**SUPPLIED ENTRIES:**

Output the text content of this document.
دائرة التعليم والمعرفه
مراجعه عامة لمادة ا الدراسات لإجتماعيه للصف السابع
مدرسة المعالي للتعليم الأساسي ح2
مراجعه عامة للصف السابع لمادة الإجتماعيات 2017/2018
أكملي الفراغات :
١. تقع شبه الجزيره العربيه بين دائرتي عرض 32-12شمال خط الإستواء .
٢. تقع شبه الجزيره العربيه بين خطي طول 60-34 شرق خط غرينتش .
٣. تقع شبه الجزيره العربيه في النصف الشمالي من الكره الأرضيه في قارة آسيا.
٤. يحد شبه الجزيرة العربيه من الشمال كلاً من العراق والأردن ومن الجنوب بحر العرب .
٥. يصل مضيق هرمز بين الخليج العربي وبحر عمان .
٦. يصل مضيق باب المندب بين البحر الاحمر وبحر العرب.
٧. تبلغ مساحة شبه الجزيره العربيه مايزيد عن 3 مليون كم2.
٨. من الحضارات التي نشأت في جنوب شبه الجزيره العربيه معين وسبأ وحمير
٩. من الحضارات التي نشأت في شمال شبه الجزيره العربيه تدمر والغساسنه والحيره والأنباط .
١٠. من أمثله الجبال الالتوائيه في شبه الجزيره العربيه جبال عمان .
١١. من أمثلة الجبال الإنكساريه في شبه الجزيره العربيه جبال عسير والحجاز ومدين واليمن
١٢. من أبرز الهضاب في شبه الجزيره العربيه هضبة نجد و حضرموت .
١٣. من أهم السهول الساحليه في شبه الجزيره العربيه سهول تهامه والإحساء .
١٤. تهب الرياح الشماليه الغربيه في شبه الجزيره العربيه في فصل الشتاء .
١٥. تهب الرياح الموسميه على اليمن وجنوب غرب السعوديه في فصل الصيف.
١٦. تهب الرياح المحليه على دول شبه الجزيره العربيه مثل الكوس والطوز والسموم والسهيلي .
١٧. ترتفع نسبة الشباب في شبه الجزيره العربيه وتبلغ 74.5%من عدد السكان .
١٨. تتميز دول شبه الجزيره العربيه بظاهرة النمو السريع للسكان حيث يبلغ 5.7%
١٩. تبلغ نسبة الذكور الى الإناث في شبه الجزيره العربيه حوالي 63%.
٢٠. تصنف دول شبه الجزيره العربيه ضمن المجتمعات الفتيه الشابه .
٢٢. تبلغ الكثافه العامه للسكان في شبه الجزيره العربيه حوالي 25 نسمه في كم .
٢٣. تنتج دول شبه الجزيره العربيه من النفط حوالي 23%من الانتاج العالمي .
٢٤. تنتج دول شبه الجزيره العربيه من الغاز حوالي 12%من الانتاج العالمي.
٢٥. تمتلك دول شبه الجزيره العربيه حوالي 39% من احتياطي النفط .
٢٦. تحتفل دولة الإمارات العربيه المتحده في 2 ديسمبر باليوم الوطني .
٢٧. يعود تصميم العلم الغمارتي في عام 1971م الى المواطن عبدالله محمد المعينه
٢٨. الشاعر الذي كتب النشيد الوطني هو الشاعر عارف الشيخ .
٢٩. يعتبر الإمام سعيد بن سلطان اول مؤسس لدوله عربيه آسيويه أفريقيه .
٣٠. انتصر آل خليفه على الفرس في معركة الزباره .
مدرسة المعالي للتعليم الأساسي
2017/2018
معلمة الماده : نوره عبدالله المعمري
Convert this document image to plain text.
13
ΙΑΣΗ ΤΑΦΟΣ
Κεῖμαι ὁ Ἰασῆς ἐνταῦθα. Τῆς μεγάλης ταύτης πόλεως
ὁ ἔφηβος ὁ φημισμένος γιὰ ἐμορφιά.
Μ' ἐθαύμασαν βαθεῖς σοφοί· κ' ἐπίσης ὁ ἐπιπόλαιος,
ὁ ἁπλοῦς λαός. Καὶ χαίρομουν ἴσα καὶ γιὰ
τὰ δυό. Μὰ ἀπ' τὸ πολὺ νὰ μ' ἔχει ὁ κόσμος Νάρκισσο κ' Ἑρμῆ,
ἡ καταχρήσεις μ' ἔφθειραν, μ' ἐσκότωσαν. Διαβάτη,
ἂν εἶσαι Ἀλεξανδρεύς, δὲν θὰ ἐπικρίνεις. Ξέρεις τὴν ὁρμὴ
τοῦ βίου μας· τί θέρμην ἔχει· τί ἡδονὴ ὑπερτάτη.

**WHAT THE EXERCISE ASKS:**
Copy each record from above exactly, and include every line.

**WRITTEN RESPONSE:**
Output the text content of this document.
دائرة التعليم والمعرفه
مراجعه عامة لمادة ا الدراسات لإجتماعيه للصف السابع
مدرسة المعالي للتعليم الأساسي ح2
مراجعه عامة للصف السابع لمادة الإجتماعيات 2017/2018
أكملي الفراغات :
١. تقع شبه الجزيره العربيه بين دائرتي عرض 32-12شمال خط الإستواء .
٢. تقع شبه الجزيره العربيه بين خطي طول 60-34 شرق خط غرينتش .
٣. تقع شبه الجزيره العربيه في النصف الشمالي من الكره الأرضيه في قارة آسيا.
٤. يحد شبه الجزيرة العربيه من الشمال كلاً من العراق والأردن ومن الجنوب بحر العرب .
٥. يصل مضيق هرمز بين الخليج العربي وبحر عمان .
٦. يصل مضيق باب المندب بين البحر الاحمر وبحر العرب.
٧. تبلغ مساحة شبه الجزيره العربيه مايزيد عن 3 مليون كم2.
٨. من الحضارات التي نشأت في جنوب شبه الجزيره العربيه معين وسبأ وحمير
٩. من الحضارات التي نشأت في شمال شبه الجزيره العربيه تدمر والغساسنه والحيره والأنباط .
١٠. من أمثله الجبال الالتوائيه في شبه الجزيره العربيه جبال عمان .
١١. من أمثلة الجبال الإنكساريه في شبه الجزيره العربيه جبال عسير والحجاز ومدين واليمن
١٢. من أبرز الهضاب في شبه الجزيره العربيه هضبة نجد و حضرموت .
١٣. من أهم السهول الساحليه في شبه الجزيره العربيه سهول تهامه والإحساء .
١٤. تهب الرياح الشماليه الغربيه في شبه الجزيره العربيه في فصل الشتاء .
١٥. تهب الرياح الموسميه على اليمن وجنوب غرب السعوديه في فصل الصيف.
١٦. تهب الرياح المحليه على دول شبه الجزيره العربيه مثل الكوس والطوز والسموم والسهيلي .
١٧. ترتفع نسبة الشباب في شبه الجزيره العربيه وتبلغ 74.5%من عدد السكان .
١٨. تتميز دول شبه الجزيره العربيه بظاهرة النمو السريع للسكان حيث يبلغ 5.7%
١٩. تبلغ نسبة الذكور الى الإناث في شبه الجزيره العربيه حوالي 63%.
٢٠. تصنف دول شبه الجزيره العربيه ضمن المجتمعات الفتيه الشابه .
٢٢. تبلغ الكثافه العامه للسكان في شبه الجزيره العربيه حوالي 25 نسمه في كم .
٢٣. تنتج دول شبه الجزيره العربيه من النفط حوالي 23%من الانتاج العالمي .
٢٤. تنتج دول شبه الجزيره العربيه من الغاز حوالي 12%من الانتاج العالمي.
٢٥. تمتلك دول شبه الجزيره العربيه حوالي 39% من احتياطي النفط .
٢٦. تحتفل دولة الإمارات العربيه المتحده في 2 ديسمبر باليوم الوطني .
٢٧. يعود تصميم العلم الغمارتي في عام 1971م الى المواطن عبدالله محمد المعينه
٢٨. الشاعر الذي كتب النشيد الوطني هو الشاعر عارف الشيخ .
٢٩. يعتبر الإمام سعيد بن سلطان اول مؤسس لدوله عربيه آسيويه أفريقيه .
٣٠. انتصر آل خليفه على الفرس في معركة الزباره .
مدرسة المعالي للتعليم الأساسي
2017/2018
معلمة الماده : نوره عبدالله المعمري
Convert this document image to plain text.
13
ΙΑΣΗ ΤΑΦΟΣ
Κεῖμαι ὁ Ἰασῆς ἐνταῦθα. Τῆς μεγάλης ταύτης πόλεως
ὁ ἔφηβος ὁ φημισμένος γιὰ ἐμορφιά.
Μ' ἐθαύμασαν βαθεῖς σοφοί· κ' ἐπίσης ὁ ἐπιπόλαιος,
ὁ ἁπλοῦς λαός. Καὶ χαίρομουν ἴσα καὶ γιὰ
τὰ δυό. Μὰ ἀπ' τὸ πολὺ νὰ μ' ἔχει ὁ κόσμος Νάρκισσο κ' Ἑρμῆ,
ἡ καταχρήσεις μ' ἔφθειραν, μ' ἐσκότωσαν. Διαβάτη,
ἂν εἶσαι Ἀλεξανδρεύς, δὲν θὰ ἐπικρίνεις. Ξέρεις τὴν ὁρμὴ
τοῦ βίου μας· τί θέρμην ἔχει· τί ἡδονὴ ὑπερτάτη.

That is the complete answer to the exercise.